Exercise directions:
Look through the material and tally each line bearing the word "JSON". Give only the total.

Data supplied:
####
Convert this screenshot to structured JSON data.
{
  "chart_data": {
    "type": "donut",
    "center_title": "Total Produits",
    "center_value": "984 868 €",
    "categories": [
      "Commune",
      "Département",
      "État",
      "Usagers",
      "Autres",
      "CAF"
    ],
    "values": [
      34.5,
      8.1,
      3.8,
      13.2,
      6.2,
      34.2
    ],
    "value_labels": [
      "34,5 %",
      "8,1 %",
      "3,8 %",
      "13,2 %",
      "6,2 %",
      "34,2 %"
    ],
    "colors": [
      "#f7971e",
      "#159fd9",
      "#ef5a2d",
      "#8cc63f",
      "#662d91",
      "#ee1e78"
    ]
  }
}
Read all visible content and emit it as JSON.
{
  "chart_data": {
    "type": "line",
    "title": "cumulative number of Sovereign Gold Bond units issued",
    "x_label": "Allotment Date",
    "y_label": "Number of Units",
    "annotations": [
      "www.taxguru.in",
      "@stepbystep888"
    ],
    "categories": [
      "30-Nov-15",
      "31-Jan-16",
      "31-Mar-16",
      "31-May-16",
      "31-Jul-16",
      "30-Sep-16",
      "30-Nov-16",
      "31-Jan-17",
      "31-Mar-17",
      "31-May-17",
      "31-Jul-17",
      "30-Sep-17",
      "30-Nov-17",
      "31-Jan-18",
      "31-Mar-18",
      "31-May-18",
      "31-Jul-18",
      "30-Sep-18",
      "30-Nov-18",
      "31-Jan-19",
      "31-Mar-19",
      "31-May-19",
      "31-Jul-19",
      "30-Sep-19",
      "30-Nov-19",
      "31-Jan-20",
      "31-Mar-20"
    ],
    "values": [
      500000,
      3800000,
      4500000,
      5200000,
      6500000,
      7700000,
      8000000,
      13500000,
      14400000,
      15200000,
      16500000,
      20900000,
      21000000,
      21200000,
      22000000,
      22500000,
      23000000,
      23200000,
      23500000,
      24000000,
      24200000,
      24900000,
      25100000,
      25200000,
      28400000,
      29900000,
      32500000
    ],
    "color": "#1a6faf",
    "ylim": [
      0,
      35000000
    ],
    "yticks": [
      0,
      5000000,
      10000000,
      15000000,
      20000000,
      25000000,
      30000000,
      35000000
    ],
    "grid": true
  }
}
####
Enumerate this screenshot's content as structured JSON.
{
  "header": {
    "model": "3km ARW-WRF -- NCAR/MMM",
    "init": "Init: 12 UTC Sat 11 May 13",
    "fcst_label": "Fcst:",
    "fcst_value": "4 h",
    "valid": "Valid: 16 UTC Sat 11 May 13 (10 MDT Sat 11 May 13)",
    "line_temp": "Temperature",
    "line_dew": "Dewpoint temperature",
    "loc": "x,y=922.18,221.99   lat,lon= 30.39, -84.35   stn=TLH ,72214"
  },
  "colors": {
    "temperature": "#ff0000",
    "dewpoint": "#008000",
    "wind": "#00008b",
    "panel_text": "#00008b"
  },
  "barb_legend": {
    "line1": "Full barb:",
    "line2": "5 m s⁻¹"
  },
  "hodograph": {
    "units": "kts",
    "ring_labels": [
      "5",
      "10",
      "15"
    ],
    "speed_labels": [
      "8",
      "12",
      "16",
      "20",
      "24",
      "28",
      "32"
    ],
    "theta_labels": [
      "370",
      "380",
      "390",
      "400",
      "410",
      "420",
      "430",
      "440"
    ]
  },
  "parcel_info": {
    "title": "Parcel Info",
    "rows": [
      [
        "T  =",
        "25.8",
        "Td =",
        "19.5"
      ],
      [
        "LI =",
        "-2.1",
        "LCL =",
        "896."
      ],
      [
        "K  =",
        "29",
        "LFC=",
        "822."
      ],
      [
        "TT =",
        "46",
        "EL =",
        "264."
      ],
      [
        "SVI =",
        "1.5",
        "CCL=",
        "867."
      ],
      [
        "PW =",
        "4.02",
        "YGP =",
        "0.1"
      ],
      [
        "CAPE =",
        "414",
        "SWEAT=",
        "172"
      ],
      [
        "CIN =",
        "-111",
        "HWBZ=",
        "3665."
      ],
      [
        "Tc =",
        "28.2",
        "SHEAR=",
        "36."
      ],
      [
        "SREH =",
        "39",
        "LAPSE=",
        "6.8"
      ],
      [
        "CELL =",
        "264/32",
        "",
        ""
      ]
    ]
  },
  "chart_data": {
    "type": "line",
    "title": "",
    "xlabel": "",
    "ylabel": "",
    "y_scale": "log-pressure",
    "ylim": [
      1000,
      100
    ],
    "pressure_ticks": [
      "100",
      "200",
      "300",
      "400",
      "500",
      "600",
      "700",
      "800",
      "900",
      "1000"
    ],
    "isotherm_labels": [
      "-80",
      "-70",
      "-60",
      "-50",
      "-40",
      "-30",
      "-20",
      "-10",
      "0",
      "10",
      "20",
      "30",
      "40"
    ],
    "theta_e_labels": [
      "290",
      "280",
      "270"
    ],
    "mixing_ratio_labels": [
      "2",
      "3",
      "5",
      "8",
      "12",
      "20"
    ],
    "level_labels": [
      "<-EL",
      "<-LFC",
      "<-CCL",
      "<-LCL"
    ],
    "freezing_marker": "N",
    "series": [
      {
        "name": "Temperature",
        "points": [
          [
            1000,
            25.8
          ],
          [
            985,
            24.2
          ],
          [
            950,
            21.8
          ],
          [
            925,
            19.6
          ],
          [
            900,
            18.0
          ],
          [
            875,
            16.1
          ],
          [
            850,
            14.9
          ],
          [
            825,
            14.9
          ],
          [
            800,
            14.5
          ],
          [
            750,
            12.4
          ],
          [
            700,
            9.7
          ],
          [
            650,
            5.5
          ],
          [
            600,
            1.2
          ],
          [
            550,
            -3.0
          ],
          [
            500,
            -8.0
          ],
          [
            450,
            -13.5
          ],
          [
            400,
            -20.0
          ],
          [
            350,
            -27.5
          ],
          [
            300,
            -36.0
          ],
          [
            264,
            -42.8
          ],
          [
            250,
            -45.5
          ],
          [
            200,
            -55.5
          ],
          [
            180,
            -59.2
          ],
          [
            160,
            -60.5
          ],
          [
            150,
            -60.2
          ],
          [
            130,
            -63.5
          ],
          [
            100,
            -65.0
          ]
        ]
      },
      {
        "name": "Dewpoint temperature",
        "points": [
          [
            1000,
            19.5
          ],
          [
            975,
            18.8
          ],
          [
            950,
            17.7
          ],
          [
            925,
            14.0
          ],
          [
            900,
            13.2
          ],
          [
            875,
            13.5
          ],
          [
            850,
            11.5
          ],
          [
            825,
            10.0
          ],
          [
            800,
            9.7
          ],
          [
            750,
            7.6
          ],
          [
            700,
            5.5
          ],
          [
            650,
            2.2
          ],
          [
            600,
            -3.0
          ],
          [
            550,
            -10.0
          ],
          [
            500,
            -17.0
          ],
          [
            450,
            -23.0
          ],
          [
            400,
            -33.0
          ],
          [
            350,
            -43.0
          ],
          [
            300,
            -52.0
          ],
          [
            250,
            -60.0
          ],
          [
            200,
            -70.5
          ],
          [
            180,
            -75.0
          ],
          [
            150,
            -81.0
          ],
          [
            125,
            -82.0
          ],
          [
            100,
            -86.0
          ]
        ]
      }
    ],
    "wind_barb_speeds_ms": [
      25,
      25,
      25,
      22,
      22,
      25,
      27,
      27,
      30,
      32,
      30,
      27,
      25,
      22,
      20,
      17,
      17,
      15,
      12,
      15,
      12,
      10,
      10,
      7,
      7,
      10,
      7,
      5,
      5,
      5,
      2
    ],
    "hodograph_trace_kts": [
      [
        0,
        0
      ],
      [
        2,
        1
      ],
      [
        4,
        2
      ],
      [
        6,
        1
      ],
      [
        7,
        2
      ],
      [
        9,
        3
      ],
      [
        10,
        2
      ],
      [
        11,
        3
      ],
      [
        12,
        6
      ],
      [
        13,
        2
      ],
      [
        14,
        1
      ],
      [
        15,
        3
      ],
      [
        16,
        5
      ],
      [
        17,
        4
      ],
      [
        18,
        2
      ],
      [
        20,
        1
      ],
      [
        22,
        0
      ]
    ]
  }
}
####
Final result:
3